_Brief_
Drop every picture, then transcribe the remaining data exactly.

═══ Exercise input ═══

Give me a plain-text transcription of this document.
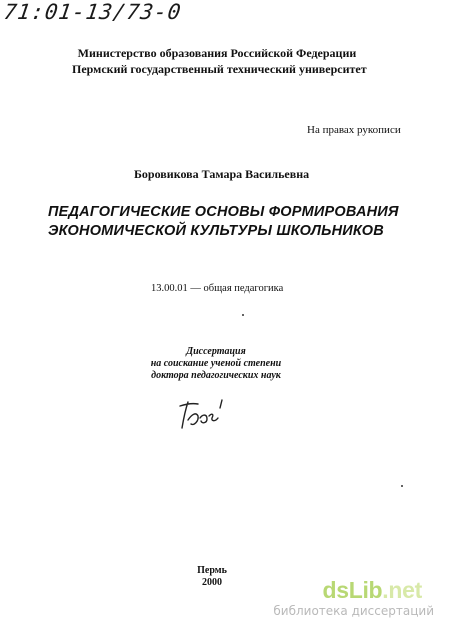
71:01-13/73-0
Министерство образования Российской Федерации
Пермский государственный технический университет
На правах рукописи
Боровикова Тамара Васильевна
ПЕДАГОГИЧЕСКИЕ ОСНОВЫ ФОРМИРОВАНИЯ
ЭКОНОМИЧЕСКОЙ КУЛЬТУРЫ ШКОЛЬНИКОВ
13.00.01 — общая педагогика
Диссертация
на соискание ученой степени
доктора педагогических наук
Пермь
2000	dsLib.net
библиотека диссертаций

═══

_Response for this exercise_
Give me a plain-text transcription of this document.
71:01-13/73-0
Министерство образования Российской Федерации
Пермский государственный технический университет
На правах рукописи
Боровикова Тамара Васильевна
ПЕДАГОГИЧЕСКИЕ ОСНОВЫ ФОРМИРОВАНИЯ
ЭКОНОМИЧЕСКОЙ КУЛЬТУРЫ ШКОЛЬНИКОВ
13.00.01 — общая педагогика
Диссертация
на соискание ученой степени
доктора педагогических наук
Пермь
2000	dsLib.net
библиотека диссертаций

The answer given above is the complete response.